# INSTRUCTION
Set the following entries down again exactly, line by line.

== == ==

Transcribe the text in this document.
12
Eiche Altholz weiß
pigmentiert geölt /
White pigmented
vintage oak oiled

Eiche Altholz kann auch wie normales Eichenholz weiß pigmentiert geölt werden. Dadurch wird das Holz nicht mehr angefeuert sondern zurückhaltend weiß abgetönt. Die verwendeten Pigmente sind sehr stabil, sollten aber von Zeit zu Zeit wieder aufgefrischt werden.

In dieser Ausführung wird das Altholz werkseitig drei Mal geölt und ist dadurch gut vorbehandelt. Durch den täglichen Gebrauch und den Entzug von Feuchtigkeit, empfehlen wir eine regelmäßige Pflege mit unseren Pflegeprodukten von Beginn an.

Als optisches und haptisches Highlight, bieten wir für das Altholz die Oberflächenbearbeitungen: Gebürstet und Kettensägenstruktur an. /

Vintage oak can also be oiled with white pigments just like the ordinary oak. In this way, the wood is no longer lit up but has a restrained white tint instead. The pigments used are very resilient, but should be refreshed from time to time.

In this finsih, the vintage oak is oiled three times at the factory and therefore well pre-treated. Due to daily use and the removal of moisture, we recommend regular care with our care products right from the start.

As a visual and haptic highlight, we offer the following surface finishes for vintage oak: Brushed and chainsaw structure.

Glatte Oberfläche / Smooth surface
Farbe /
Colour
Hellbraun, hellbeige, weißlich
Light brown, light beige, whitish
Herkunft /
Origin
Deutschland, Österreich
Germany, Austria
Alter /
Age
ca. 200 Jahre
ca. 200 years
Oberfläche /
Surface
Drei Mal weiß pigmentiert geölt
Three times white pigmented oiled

== == ==

# ANSWER IN FULL
Transcribe the text in this document.
12
Eiche Altholz weiß
pigmentiert geölt /
White pigmented
vintage oak oiled

Eiche Altholz kann auch wie normales Eichenholz weiß pigmentiert geölt werden. Dadurch wird das Holz nicht mehr angefeuert sondern zurückhaltend weiß abgetönt. Die verwendeten Pigmente sind sehr stabil, sollten aber von Zeit zu Zeit wieder aufgefrischt werden.

In dieser Ausführung wird das Altholz werkseitig drei Mal geölt und ist dadurch gut vorbehandelt. Durch den täglichen Gebrauch und den Entzug von Feuchtigkeit, empfehlen wir eine regelmäßige Pflege mit unseren Pflegeprodukten von Beginn an.

Als optisches und haptisches Highlight, bieten wir für das Altholz die Oberflächenbearbeitungen: Gebürstet und Kettensägenstruktur an. /

Vintage oak can also be oiled with white pigments just like the ordinary oak. In this way, the wood is no longer lit up but has a restrained white tint instead. The pigments used are very resilient, but should be refreshed from time to time.

In this finsih, the vintage oak is oiled three times at the factory and therefore well pre-treated. Due to daily use and the removal of moisture, we recommend regular care with our care products right from the start.

As a visual and haptic highlight, we offer the following surface finishes for vintage oak: Brushed and chainsaw structure.

Glatte Oberfläche / Smooth surface
Farbe /
Colour
Hellbraun, hellbeige, weißlich
Light brown, light beige, whitish
Herkunft /
Origin
Deutschland, Österreich
Germany, Austria
Alter /
Age
ca. 200 Jahre
ca. 200 years
Oberfläche /
Surface
Drei Mal weiß pigmentiert geölt
Three times white pigmented oiled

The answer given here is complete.